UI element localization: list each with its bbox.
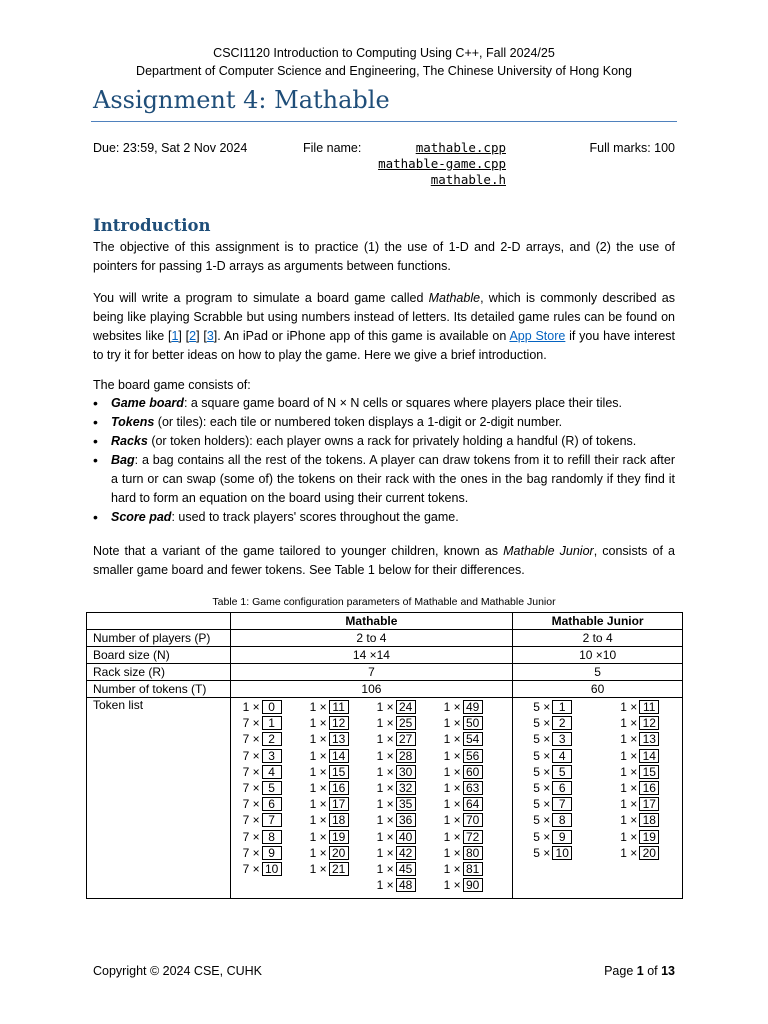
- token-tile: 14: [329, 749, 349, 763]
- token-count: 5 ×: [533, 813, 551, 828]
- token-count: 1 ×: [620, 797, 638, 812]
- token-entry: [377, 812, 416, 828]
- page-header: [0, 44, 768, 80]
- app-store-link[interactable]: App Store: [509, 329, 566, 343]
- course-line: CSCI1120 Introduction to Computing Using C++, Fall 2024/25: [213, 46, 555, 60]
- token-tile: 11: [329, 700, 349, 714]
- token-entry: [533, 845, 572, 861]
- token-entry: [444, 812, 483, 828]
- token-count: 5 ×: [533, 716, 551, 731]
- token-count: 1 ×: [376, 862, 394, 877]
- token-tile: 25: [396, 716, 416, 730]
- table-cell: 7: [230, 664, 513, 681]
- department-line: Department of Computer Science and Engineering, The Chinese University of Hong Kong: [136, 64, 632, 78]
- token-count: 1 ×: [376, 732, 394, 747]
- token-count: 7 ×: [242, 845, 260, 860]
- token-tile: 12: [329, 716, 349, 730]
- full-marks: Full marks: 100: [589, 141, 675, 155]
- token-count: 1 ×: [443, 829, 461, 844]
- token-count: 1 ×: [443, 845, 461, 860]
- token-count: 1 ×: [309, 764, 327, 779]
- token-column: [444, 699, 483, 893]
- token-column: [243, 699, 282, 893]
- token-tile: 8: [552, 813, 572, 827]
- token-tile: 8: [262, 830, 282, 844]
- token-tile: 24: [396, 700, 416, 714]
- token-tile: 81: [463, 862, 483, 876]
- token-tile: 27: [396, 732, 416, 746]
- token-count: 1 ×: [376, 878, 394, 893]
- token-tile: 18: [639, 813, 659, 827]
- token-tile: 18: [329, 813, 349, 827]
- assignment-title: Assignment 4: Mathable: [93, 86, 390, 114]
- token-tile: 16: [639, 781, 659, 795]
- token-count: 1 ×: [443, 797, 461, 812]
- token-entry: [310, 764, 349, 780]
- token-count: 5 ×: [533, 829, 551, 844]
- list-item: • Racks (or token holders): each player owns a rack for privately holding a handful (R) of tokens.: [93, 432, 675, 451]
- token-count: 1 ×: [309, 781, 327, 796]
- page-number: Page 1 of 13: [604, 964, 675, 978]
- token-tile: 60: [463, 765, 483, 779]
- token-entry: [310, 796, 349, 812]
- token-column: [310, 699, 349, 893]
- table-row: [87, 698, 683, 899]
- token-tile: 3: [552, 732, 572, 746]
- components-list: [93, 394, 675, 527]
- token-entry: [377, 715, 416, 731]
- token-count: 1 ×: [309, 732, 327, 747]
- title-rule: [91, 121, 677, 122]
- token-tile: 2: [262, 732, 282, 746]
- token-entry: [533, 699, 572, 715]
- token-entry: [310, 829, 349, 845]
- token-count: 1 ×: [620, 764, 638, 779]
- token-tile: 6: [262, 797, 282, 811]
- token-count: 1 ×: [309, 862, 327, 877]
- table-cell: 2 to 4: [513, 630, 683, 647]
- token-column: [377, 699, 416, 893]
- token-count: 5 ×: [533, 748, 551, 763]
- token-tile: 56: [463, 749, 483, 763]
- game-variant-name: Mathable Junior: [503, 544, 594, 558]
- token-tile: 9: [262, 846, 282, 860]
- token-tile: 7: [262, 813, 282, 827]
- row-label: Number of players (P): [87, 630, 231, 647]
- table-cell: 14 ×14: [230, 647, 513, 664]
- token-entry: [310, 699, 349, 715]
- token-tile: 10: [552, 846, 572, 860]
- token-count: 1 ×: [620, 829, 638, 844]
- token-count: 1 ×: [620, 781, 638, 796]
- config-table: [86, 612, 683, 899]
- token-tile: 49: [463, 700, 483, 714]
- file-name[interactable]: mathable.cpp: [415, 140, 506, 155]
- row-label: Number of tokens (T): [87, 681, 231, 698]
- token-count: 7 ×: [242, 764, 260, 779]
- list-item: • Game board: a square game board of N × N cells or squares where players place their tiles.: [93, 394, 675, 413]
- token-tile: 1: [552, 700, 572, 714]
- token-entry: [444, 731, 483, 747]
- paragraph: Note that a variant of the game tailored to younger children, known as Mathable Junior, consists of a smaller game board and fewer tokens. See Table 1 below for their differences.: [93, 544, 675, 577]
- token-list-cell: [230, 698, 513, 899]
- token-tile: 17: [639, 797, 659, 811]
- token-entry: [310, 715, 349, 731]
- token-entry: [533, 796, 572, 812]
- table-row: [87, 647, 683, 664]
- token-tile: 3: [262, 749, 282, 763]
- token-entry: [533, 748, 572, 764]
- token-entry: [533, 731, 572, 747]
- token-entry: [310, 780, 349, 796]
- token-tile: 72: [463, 830, 483, 844]
- token-tile: 16: [329, 781, 349, 795]
- token-tile: 13: [639, 732, 659, 746]
- file-name[interactable]: mathable.h: [430, 172, 506, 187]
- copyright: Copyright © 2024 CSE, CUHK: [93, 964, 263, 978]
- token-count: 7 ×: [242, 813, 260, 828]
- token-entry: [243, 845, 282, 861]
- token-tile: 15: [639, 765, 659, 779]
- token-tile: 50: [463, 716, 483, 730]
- token-count: 1 ×: [309, 700, 327, 714]
- token-tile: 19: [329, 830, 349, 844]
- file-list: [363, 140, 506, 188]
- token-entry: [243, 829, 282, 845]
- token-tile: 70: [463, 813, 483, 827]
- token-entry: [620, 845, 659, 861]
- token-entry: [620, 748, 659, 764]
- token-entry: [377, 780, 416, 796]
- row-label: Rack size (R): [87, 664, 231, 681]
- table-cell: [87, 613, 231, 630]
- token-column: [620, 699, 659, 861]
- table-cell: 2 to 4: [230, 630, 513, 647]
- reference-link[interactable]: 2: [189, 329, 197, 343]
- token-entry: [310, 731, 349, 747]
- token-count: 1 ×: [376, 716, 394, 731]
- table-row: [87, 681, 683, 698]
- token-tile: 2: [552, 716, 572, 730]
- token-tile: 20: [329, 846, 349, 860]
- token-entry: [377, 877, 416, 893]
- token-tile: 4: [552, 749, 572, 763]
- table-caption: Table 1: Game configuration parameters of Mathable and Mathable Junior: [212, 596, 556, 608]
- token-count: 1 ×: [309, 716, 327, 731]
- token-entry: [243, 699, 282, 715]
- token-tile: 32: [396, 781, 416, 795]
- token-count: 1 ×: [443, 878, 461, 893]
- token-count: 5 ×: [533, 845, 551, 860]
- file-name-label: File name:: [303, 141, 362, 155]
- token-count: 1 ×: [309, 797, 327, 812]
- token-count: 1 ×: [620, 845, 638, 860]
- table-row: [87, 630, 683, 647]
- token-entry: [620, 699, 659, 715]
- token-count: 5 ×: [533, 797, 551, 812]
- token-entry: [310, 845, 349, 861]
- token-count: 1 ×: [443, 716, 461, 731]
- token-entry: [377, 699, 416, 715]
- token-tile: 5: [552, 765, 572, 779]
- token-entry: [243, 780, 282, 796]
- token-entry: [377, 845, 416, 861]
- token-tile: 17: [329, 797, 349, 811]
- token-count: 1 ×: [620, 716, 638, 731]
- token-entry: [243, 861, 282, 877]
- token-tile: 19: [639, 830, 659, 844]
- token-tile: 15: [329, 765, 349, 779]
- table-cell: 60: [513, 681, 683, 698]
- table-cell: 10 ×10: [513, 647, 683, 664]
- token-count: 1 ×: [309, 748, 327, 763]
- token-entry: [533, 812, 572, 828]
- token-entry: [620, 715, 659, 731]
- token-tile: 10: [262, 862, 282, 876]
- token-entry: [444, 748, 483, 764]
- token-tile: 40: [396, 830, 416, 844]
- token-count: 1 ×: [242, 700, 260, 714]
- token-tile: 80: [463, 846, 483, 860]
- token-count: 1 ×: [376, 781, 394, 796]
- reference-link[interactable]: 3: [206, 329, 214, 343]
- token-count: 7 ×: [242, 732, 260, 747]
- token-entry: [243, 796, 282, 812]
- token-entry: [310, 812, 349, 828]
- token-count: 1 ×: [620, 700, 638, 714]
- token-entry: [533, 764, 572, 780]
- token-count: 5 ×: [533, 700, 551, 714]
- token-tile: 90: [463, 878, 483, 892]
- due-date: Due: 23:59, Sat 2 Nov 2024: [93, 141, 248, 155]
- token-count: 1 ×: [443, 862, 461, 877]
- token-count: 1 ×: [309, 845, 327, 860]
- token-count: 1 ×: [309, 813, 327, 828]
- token-entry: [444, 845, 483, 861]
- token-tile: 7: [552, 797, 572, 811]
- token-tile: 5: [262, 781, 282, 795]
- token-entry: [243, 748, 282, 764]
- token-count: 1 ×: [443, 813, 461, 828]
- token-entry: [444, 699, 483, 715]
- token-count: 7 ×: [242, 781, 260, 796]
- token-entry: [243, 764, 282, 780]
- section-heading-introduction: Introduction: [93, 216, 211, 235]
- token-entry: [620, 780, 659, 796]
- token-entry: [533, 829, 572, 845]
- token-tile: 1: [262, 716, 282, 730]
- token-tile: 28: [396, 749, 416, 763]
- token-count: 1 ×: [443, 764, 461, 779]
- token-tile: 6: [552, 781, 572, 795]
- token-tile: 13: [329, 732, 349, 746]
- table-row: [87, 664, 683, 681]
- list-item: • Tokens (or tiles): each tile or numbered token displays a 1-digit or 2-digit number.: [93, 413, 675, 432]
- file-name[interactable]: mathable-game.cpp: [378, 156, 506, 171]
- token-count: 1 ×: [309, 829, 327, 844]
- token-count: 1 ×: [376, 845, 394, 860]
- token-entry: [444, 829, 483, 845]
- token-count: 1 ×: [443, 781, 461, 796]
- token-count: 7 ×: [242, 862, 260, 877]
- token-tile: 12: [639, 716, 659, 730]
- token-count: 1 ×: [620, 813, 638, 828]
- token-entry: [444, 715, 483, 731]
- token-tile: 54: [463, 732, 483, 746]
- token-tile: 63: [463, 781, 483, 795]
- table-header-row: [87, 613, 683, 630]
- token-tile: 30: [396, 765, 416, 779]
- token-tile: 20: [639, 846, 659, 860]
- token-count: 1 ×: [376, 813, 394, 828]
- table-cell: 106: [230, 681, 513, 698]
- list-item: • Score pad: used to track players' scores throughout the game.: [93, 508, 675, 527]
- row-label: Board size (N): [87, 647, 231, 664]
- token-entry: [377, 829, 416, 845]
- paragraph: You will write a program to simulate a board game called Mathable, which is commonly described as being like playing Scrabble but using numbers instead of letters. Its detailed game rules can be found on websites like [1] [2] [3]. An iPad or iPhone app of this game is available on App Store if you have interest to try it for better ideas on how to play the game. Here we give a brief introduction.: [93, 291, 676, 362]
- token-tile: 45: [396, 862, 416, 876]
- paragraph: The board game consists of:: [93, 378, 251, 392]
- token-count: 5 ×: [533, 764, 551, 779]
- token-entry: [377, 748, 416, 764]
- token-entry: [620, 764, 659, 780]
- list-item: • Bag: a bag contains all the rest of the tokens. A player can draw tokens from it to refill their rack after a turn or can swap (some of) the tokens on their rack with the ones in the bag randomly if they find it hard to form an equation on the board using their current tokens.: [93, 451, 675, 508]
- token-entry: [444, 861, 483, 877]
- token-tile: 0: [262, 700, 282, 714]
- token-tile: 11: [639, 700, 659, 714]
- token-count: 7 ×: [242, 797, 260, 812]
- token-entry: [310, 748, 349, 764]
- token-tile: 4: [262, 765, 282, 779]
- token-count: 1 ×: [620, 732, 638, 747]
- token-tile: 9: [552, 830, 572, 844]
- token-tile: 35: [396, 797, 416, 811]
- token-count: 5 ×: [533, 732, 551, 747]
- token-entry: [533, 780, 572, 796]
- token-tile: 42: [396, 846, 416, 860]
- token-list-cell: [513, 698, 683, 899]
- token-entry: [620, 731, 659, 747]
- token-entry: [310, 861, 349, 877]
- token-entry: [533, 715, 572, 731]
- row-label: Token list: [87, 698, 231, 899]
- paragraph: The objective of this assignment is to practice (1) the use of 1-D and 2-D arrays, and (2) the use of pointers for passing 1-D arrays as arguments between functions.: [93, 240, 675, 273]
- token-count: 1 ×: [443, 748, 461, 763]
- reference-link[interactable]: 1: [171, 329, 179, 343]
- token-entry: [377, 796, 416, 812]
- token-tile: 14: [639, 749, 659, 763]
- token-tile: 21: [329, 862, 349, 876]
- token-count: 7 ×: [242, 716, 260, 731]
- token-entry: [444, 764, 483, 780]
- token-count: 1 ×: [443, 732, 461, 747]
- token-entry: [377, 764, 416, 780]
- token-entry: [444, 780, 483, 796]
- token-entry: [377, 731, 416, 747]
- token-count: 1 ×: [376, 700, 394, 714]
- token-column: [533, 699, 572, 861]
- table-header: Mathable Junior: [513, 613, 683, 630]
- token-tile: 64: [463, 797, 483, 811]
- token-entry: [620, 829, 659, 845]
- token-count: 7 ×: [242, 748, 260, 763]
- token-count: 1 ×: [443, 700, 461, 714]
- token-count: 1 ×: [620, 748, 638, 763]
- token-entry: [243, 812, 282, 828]
- token-entry: [243, 731, 282, 747]
- token-entry: [620, 812, 659, 828]
- token-tile: 36: [396, 813, 416, 827]
- token-count: 7 ×: [242, 829, 260, 844]
- token-count: 5 ×: [533, 781, 551, 796]
- token-entry: [377, 861, 416, 877]
- table-header: Mathable: [230, 613, 513, 630]
- token-count: 1 ×: [376, 829, 394, 844]
- token-tile: 48: [396, 878, 416, 892]
- game-name: Mathable: [428, 291, 481, 305]
- token-count: 1 ×: [376, 748, 394, 763]
- token-entry: [444, 796, 483, 812]
- table-cell: 5: [513, 664, 683, 681]
- token-count: 1 ×: [376, 797, 394, 812]
- token-entry: [620, 796, 659, 812]
- token-count: 1 ×: [376, 764, 394, 779]
- token-entry: [444, 877, 483, 893]
- token-entry: [243, 715, 282, 731]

## What you need to do
The reply should hold only how many lines in the material include the word "title".

## Finished exercise
2